Report the number of lines containing "Аналитический", with no other words.

[Data to use]
——————————
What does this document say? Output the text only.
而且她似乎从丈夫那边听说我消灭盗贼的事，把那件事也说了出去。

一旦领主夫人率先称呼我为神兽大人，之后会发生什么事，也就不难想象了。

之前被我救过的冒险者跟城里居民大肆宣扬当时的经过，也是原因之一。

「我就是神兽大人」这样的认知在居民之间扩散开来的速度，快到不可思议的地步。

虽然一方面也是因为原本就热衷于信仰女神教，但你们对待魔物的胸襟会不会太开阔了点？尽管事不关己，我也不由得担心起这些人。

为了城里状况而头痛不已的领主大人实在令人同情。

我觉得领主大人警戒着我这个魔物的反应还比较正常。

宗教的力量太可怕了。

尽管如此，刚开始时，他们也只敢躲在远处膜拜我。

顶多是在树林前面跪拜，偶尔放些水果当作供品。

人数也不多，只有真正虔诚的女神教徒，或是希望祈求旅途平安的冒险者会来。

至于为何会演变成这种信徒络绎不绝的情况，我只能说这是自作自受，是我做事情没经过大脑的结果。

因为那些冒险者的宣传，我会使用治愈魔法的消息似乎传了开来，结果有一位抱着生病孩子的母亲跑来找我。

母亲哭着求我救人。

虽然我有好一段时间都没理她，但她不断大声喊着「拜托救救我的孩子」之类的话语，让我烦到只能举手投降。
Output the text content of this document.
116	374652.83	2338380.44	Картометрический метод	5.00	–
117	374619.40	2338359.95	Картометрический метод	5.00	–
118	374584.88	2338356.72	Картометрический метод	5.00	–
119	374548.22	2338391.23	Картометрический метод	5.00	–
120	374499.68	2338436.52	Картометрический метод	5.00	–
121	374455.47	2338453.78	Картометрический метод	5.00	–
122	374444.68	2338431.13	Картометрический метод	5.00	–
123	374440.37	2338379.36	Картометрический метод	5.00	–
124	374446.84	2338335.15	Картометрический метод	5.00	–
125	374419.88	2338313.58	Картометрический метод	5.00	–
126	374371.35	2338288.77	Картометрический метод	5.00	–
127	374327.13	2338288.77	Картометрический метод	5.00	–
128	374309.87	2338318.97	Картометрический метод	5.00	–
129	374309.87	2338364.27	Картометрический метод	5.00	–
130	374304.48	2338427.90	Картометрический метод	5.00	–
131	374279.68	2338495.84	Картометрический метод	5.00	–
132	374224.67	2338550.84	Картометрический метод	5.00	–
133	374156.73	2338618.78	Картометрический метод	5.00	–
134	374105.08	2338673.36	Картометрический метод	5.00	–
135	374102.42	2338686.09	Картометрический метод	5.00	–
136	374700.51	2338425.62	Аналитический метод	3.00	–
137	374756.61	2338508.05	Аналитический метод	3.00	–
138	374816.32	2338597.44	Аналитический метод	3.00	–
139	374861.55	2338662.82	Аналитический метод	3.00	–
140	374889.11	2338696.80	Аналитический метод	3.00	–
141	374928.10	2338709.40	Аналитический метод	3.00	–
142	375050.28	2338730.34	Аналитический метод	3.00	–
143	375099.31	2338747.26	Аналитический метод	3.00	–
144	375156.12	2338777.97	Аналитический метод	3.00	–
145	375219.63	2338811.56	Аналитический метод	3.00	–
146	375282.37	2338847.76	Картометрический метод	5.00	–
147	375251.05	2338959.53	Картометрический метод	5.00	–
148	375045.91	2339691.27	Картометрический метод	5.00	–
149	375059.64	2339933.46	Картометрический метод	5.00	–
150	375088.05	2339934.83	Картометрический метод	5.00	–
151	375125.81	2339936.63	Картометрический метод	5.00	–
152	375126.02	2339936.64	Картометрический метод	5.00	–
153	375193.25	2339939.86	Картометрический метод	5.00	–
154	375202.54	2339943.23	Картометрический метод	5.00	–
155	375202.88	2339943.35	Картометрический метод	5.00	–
——————————
[Answer to this problem]
10